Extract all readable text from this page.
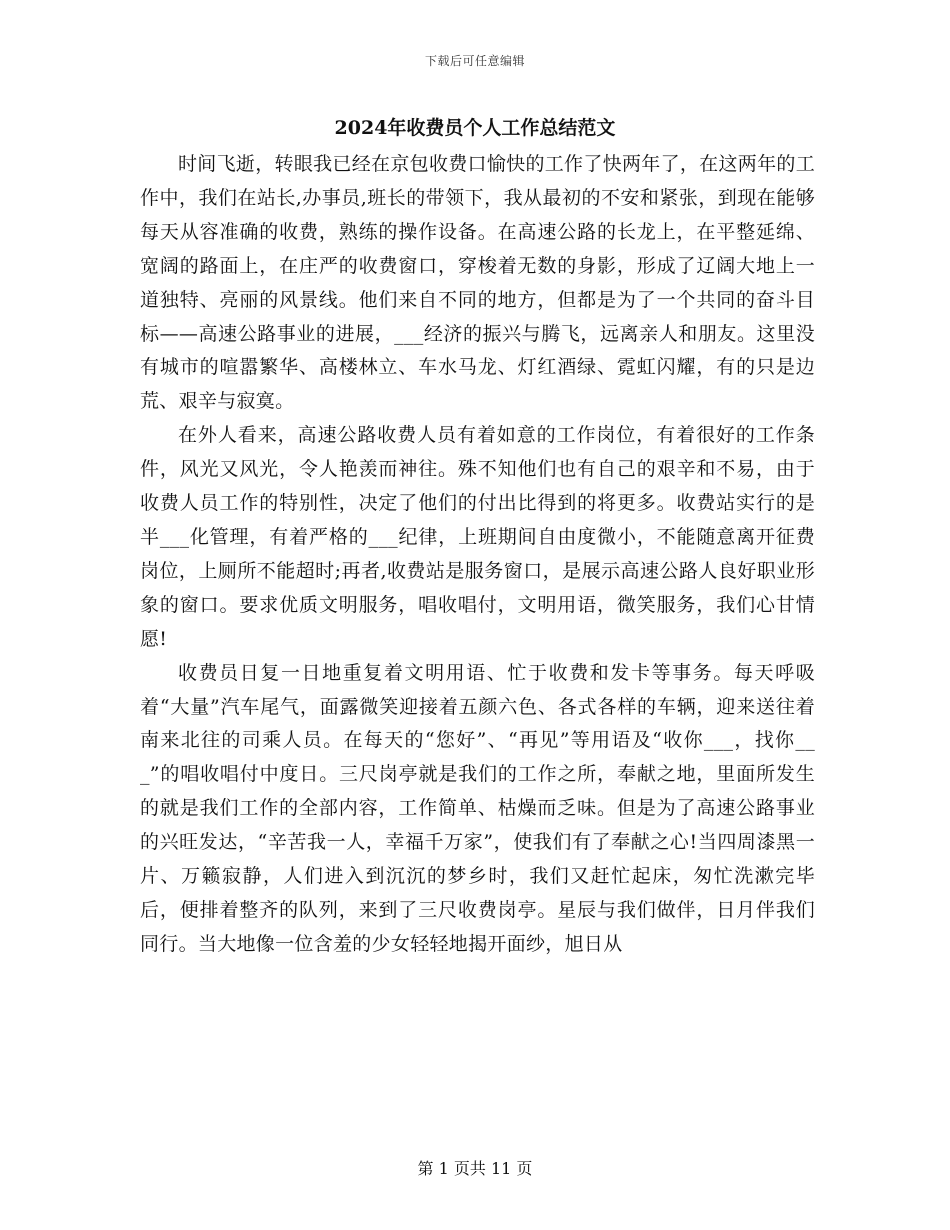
下载后可任意编辑
2024年收费员个人工作总结范文

时间飞逝，转眼我已经在京包收费口愉快的工作了快两年了，在这两年的工作中，我们在站长,办事员,班长的带领下，我从最初的不安和紧张，到现在能够每天从容准确的收费，熟练的操作设备。在高速公路的长龙上，在平整延绵、宽阔的路面上，在庄严的收费窗口，穿梭着无数的身影，形成了辽阔大地上一道独特、亮丽的风景线。他们来自不同的地方，但都是为了一个共同的奋斗目标——高速公路事业的进展，___经济的振兴与腾飞，远离亲人和朋友。这里没有城市的喧嚣繁华、高楼林立、车水马龙、灯红酒绿、霓虹闪耀，有的只是边荒、艰辛与寂寞。

在外人看来，高速公路收费人员有着如意的工作岗位，有着很好的工作条件，风光又风光，令人艳羡而神往。殊不知他们也有自己的艰辛和不易，由于收费人员工作的特别性，决定了他们的付出比得到的将更多。收费站实行的是半___化管理，有着严格的___纪律，上班期间自由度微小，不能随意离开征费岗位，上厕所不能超时;再者,收费站是服务窗口，是展示高速公路人良好职业形象的窗口。要求优质文明服务，唱收唱付，文明用语，微笑服务，我们心甘情愿!

收费员日复一日地重复着文明用语、忙于收费和发卡等事务。每天呼吸着“大量”汽车尾气，面露微笑迎接着五颜六色、各式各样的车辆，迎来送往着南来北往的司乘人员。在每天的“您好”、“再见”等用语及“收你___，找你___”的唱收唱付中度日。三尺岗亭就是我们的工作之所，奉献之地，里面所发生的就是我们工作的全部内容，工作简单、枯燥而乏味。但是为了高速公路事业的兴旺发达，“辛苦我一人，幸福千万家”，使我们有了奉献之心!当四周漆黑一片、万籁寂静，人们进入到沉沉的梦乡时，我们又赶忙起床，匆忙洗漱完毕后，便排着整齐的队列，来到了三尺收费岗亭。星辰与我们做伴，日月伴我们同行。当大地像一位含羞的少女轻轻地揭开面纱，旭日从

第 1 页共 11 页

····················

**What is being asked:** Reproduce every record above exactly, omitting the pictures.

**Worked answer:**
Extract all readable text from this page.
下载后可任意编辑
2024年收费员个人工作总结范文

时间飞逝，转眼我已经在京包收费口愉快的工作了快两年了，在这两年的工作中，我们在站长,办事员,班长的带领下，我从最初的不安和紧张，到现在能够每天从容准确的收费，熟练的操作设备。在高速公路的长龙上，在平整延绵、宽阔的路面上，在庄严的收费窗口，穿梭着无数的身影，形成了辽阔大地上一道独特、亮丽的风景线。他们来自不同的地方，但都是为了一个共同的奋斗目标——高速公路事业的进展，___经济的振兴与腾飞，远离亲人和朋友。这里没有城市的喧嚣繁华、高楼林立、车水马龙、灯红酒绿、霓虹闪耀，有的只是边荒、艰辛与寂寞。

在外人看来，高速公路收费人员有着如意的工作岗位，有着很好的工作条件，风光又风光，令人艳羡而神往。殊不知他们也有自己的艰辛和不易，由于收费人员工作的特别性，决定了他们的付出比得到的将更多。收费站实行的是半___化管理，有着严格的___纪律，上班期间自由度微小，不能随意离开征费岗位，上厕所不能超时;再者,收费站是服务窗口，是展示高速公路人良好职业形象的窗口。要求优质文明服务，唱收唱付，文明用语，微笑服务，我们心甘情愿!

收费员日复一日地重复着文明用语、忙于收费和发卡等事务。每天呼吸着“大量”汽车尾气，面露微笑迎接着五颜六色、各式各样的车辆，迎来送往着南来北往的司乘人员。在每天的“您好”、“再见”等用语及“收你___，找你___”的唱收唱付中度日。三尺岗亭就是我们的工作之所，奉献之地，里面所发生的就是我们工作的全部内容，工作简单、枯燥而乏味。但是为了高速公路事业的兴旺发达，“辛苦我一人，幸福千万家”，使我们有了奉献之心!当四周漆黑一片、万籁寂静，人们进入到沉沉的梦乡时，我们又赶忙起床，匆忙洗漱完毕后，便排着整齐的队列，来到了三尺收费岗亭。星辰与我们做伴，日月伴我们同行。当大地像一位含羞的少女轻轻地揭开面纱，旭日从

第 1 页共 11 页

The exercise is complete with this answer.